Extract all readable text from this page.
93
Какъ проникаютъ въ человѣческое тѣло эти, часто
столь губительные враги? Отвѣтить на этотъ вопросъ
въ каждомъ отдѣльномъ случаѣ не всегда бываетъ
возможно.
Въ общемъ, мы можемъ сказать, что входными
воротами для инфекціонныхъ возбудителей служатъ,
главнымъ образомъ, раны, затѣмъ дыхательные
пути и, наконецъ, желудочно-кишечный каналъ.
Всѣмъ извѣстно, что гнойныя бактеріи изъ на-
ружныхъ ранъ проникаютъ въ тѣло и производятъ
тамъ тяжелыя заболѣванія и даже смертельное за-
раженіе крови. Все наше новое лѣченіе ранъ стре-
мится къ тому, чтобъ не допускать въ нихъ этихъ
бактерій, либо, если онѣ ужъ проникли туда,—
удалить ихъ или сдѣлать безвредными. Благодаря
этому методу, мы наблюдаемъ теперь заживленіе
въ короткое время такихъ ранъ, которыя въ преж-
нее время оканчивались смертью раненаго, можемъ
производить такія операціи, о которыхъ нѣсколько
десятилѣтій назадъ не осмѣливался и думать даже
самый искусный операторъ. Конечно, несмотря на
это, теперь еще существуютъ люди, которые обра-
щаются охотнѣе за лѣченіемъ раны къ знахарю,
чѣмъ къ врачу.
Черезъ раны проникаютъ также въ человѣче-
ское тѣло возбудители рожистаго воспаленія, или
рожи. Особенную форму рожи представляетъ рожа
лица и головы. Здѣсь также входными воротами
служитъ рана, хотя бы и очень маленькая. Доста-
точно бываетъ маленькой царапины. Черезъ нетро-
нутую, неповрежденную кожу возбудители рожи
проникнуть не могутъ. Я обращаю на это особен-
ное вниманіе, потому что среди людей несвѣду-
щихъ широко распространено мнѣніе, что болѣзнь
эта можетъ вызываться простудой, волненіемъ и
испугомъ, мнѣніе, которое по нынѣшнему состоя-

Given task: In the listing above, how many lines hold the word "воротами"? Give the number and nothing more.

Response for this exercise: 2